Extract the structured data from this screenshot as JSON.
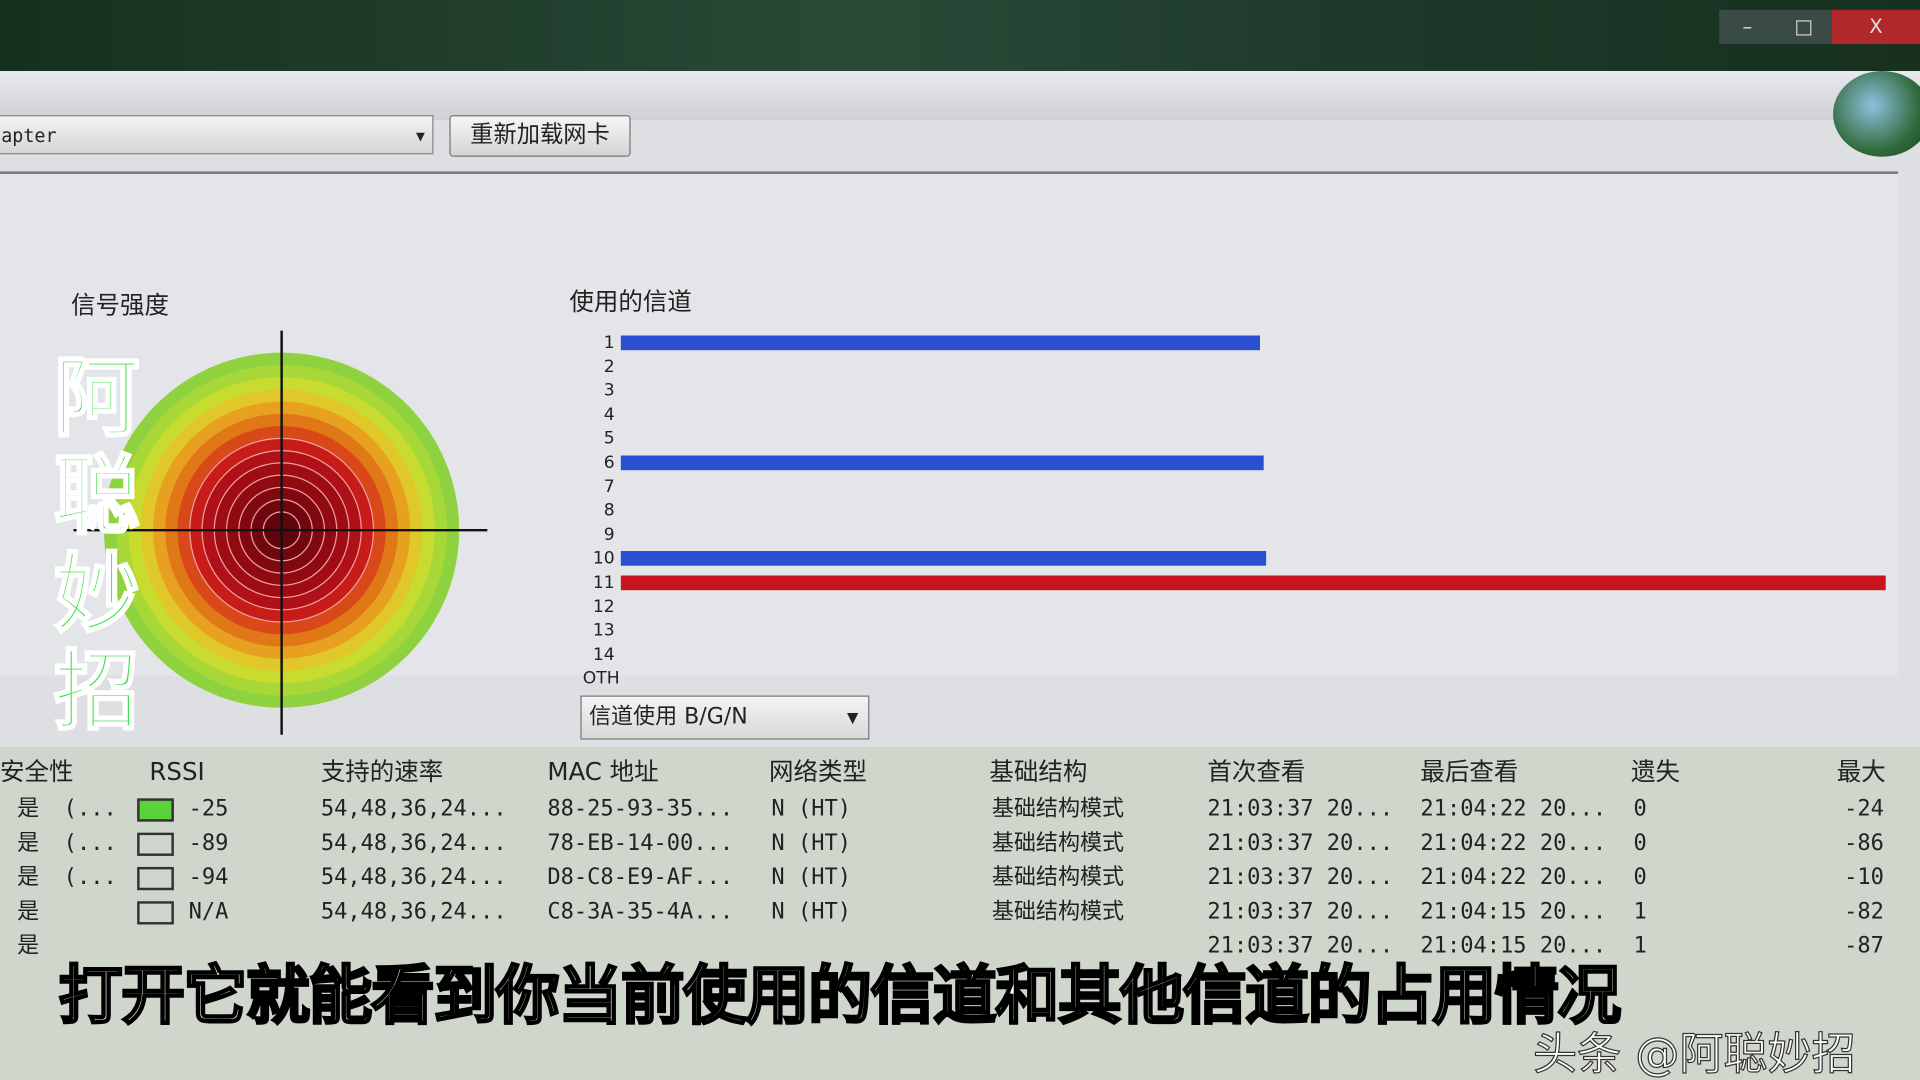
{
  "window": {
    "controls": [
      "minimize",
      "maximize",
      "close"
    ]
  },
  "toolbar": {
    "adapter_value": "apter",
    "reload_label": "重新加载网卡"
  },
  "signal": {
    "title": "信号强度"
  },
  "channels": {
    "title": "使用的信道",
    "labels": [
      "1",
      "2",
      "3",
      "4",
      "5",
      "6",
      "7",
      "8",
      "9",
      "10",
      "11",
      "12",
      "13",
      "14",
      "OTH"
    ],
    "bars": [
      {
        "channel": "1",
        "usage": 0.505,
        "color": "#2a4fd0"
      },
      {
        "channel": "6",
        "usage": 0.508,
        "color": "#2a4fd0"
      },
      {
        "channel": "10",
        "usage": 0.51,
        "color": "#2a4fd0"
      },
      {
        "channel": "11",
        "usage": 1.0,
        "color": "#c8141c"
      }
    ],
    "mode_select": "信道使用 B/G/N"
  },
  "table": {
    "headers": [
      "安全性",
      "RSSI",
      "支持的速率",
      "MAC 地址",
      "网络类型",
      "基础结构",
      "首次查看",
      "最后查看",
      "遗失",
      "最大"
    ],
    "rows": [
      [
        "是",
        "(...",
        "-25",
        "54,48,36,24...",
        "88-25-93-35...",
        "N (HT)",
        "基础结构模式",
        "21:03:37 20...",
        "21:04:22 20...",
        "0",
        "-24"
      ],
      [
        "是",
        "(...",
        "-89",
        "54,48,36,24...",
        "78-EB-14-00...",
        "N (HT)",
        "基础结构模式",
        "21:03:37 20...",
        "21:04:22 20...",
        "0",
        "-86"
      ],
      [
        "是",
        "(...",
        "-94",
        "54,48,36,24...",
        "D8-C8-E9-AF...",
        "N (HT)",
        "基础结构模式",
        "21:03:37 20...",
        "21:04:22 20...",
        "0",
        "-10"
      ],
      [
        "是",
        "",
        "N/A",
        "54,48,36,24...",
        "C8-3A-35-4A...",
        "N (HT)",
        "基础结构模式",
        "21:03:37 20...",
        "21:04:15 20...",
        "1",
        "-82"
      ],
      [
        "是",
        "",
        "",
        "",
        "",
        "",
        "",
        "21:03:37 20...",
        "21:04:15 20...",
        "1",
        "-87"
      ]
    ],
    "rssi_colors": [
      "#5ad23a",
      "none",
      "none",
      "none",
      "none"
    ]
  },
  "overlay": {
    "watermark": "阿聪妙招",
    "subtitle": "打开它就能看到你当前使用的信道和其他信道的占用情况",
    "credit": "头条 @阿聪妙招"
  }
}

┄┄┄┄┄┄┄┄┄┄┄┄┄┄┄┄┄┄┄┄

[Given task]
All of the data needs repeating exactly, but the pictures do not.

[Result]
Extract the structured data from this screenshot as JSON.
{
  "window": {
    "controls": [
      "minimize",
      "maximize",
      "close"
    ]
  },
  "toolbar": {
    "adapter_value": "apter",
    "reload_label": "重新加载网卡"
  },
  "signal": {
    "title": "信号强度"
  },
  "channels": {
    "title": "使用的信道",
    "labels": [
      "1",
      "2",
      "3",
      "4",
      "5",
      "6",
      "7",
      "8",
      "9",
      "10",
      "11",
      "12",
      "13",
      "14",
      "OTH"
    ],
    "bars": [
      {
        "channel": "1",
        "usage": 0.505,
        "color": "#2a4fd0"
      },
      {
        "channel": "6",
        "usage": 0.508,
        "color": "#2a4fd0"
      },
      {
        "channel": "10",
        "usage": 0.51,
        "color": "#2a4fd0"
      },
      {
        "channel": "11",
        "usage": 1.0,
        "color": "#c8141c"
      }
    ],
    "mode_select": "信道使用 B/G/N"
  },
  "table": {
    "headers": [
      "安全性",
      "RSSI",
      "支持的速率",
      "MAC 地址",
      "网络类型",
      "基础结构",
      "首次查看",
      "最后查看",
      "遗失",
      "最大"
    ],
    "rows": [
      [
        "是",
        "(...",
        "-25",
        "54,48,36,24...",
        "88-25-93-35...",
        "N (HT)",
        "基础结构模式",
        "21:03:37 20...",
        "21:04:22 20...",
        "0",
        "-24"
      ],
      [
        "是",
        "(...",
        "-89",
        "54,48,36,24...",
        "78-EB-14-00...",
        "N (HT)",
        "基础结构模式",
        "21:03:37 20...",
        "21:04:22 20...",
        "0",
        "-86"
      ],
      [
        "是",
        "(...",
        "-94",
        "54,48,36,24...",
        "D8-C8-E9-AF...",
        "N (HT)",
        "基础结构模式",
        "21:03:37 20...",
        "21:04:22 20...",
        "0",
        "-10"
      ],
      [
        "是",
        "",
        "N/A",
        "54,48,36,24...",
        "C8-3A-35-4A...",
        "N (HT)",
        "基础结构模式",
        "21:03:37 20...",
        "21:04:15 20...",
        "1",
        "-82"
      ],
      [
        "是",
        "",
        "",
        "",
        "",
        "",
        "",
        "21:03:37 20...",
        "21:04:15 20...",
        "1",
        "-87"
      ]
    ],
    "rssi_colors": [
      "#5ad23a",
      "none",
      "none",
      "none",
      "none"
    ]
  },
  "overlay": {
    "watermark": "阿聪妙招",
    "subtitle": "打开它就能看到你当前使用的信道和其他信道的占用情况",
    "credit": "头条 @阿聪妙招"
  }
}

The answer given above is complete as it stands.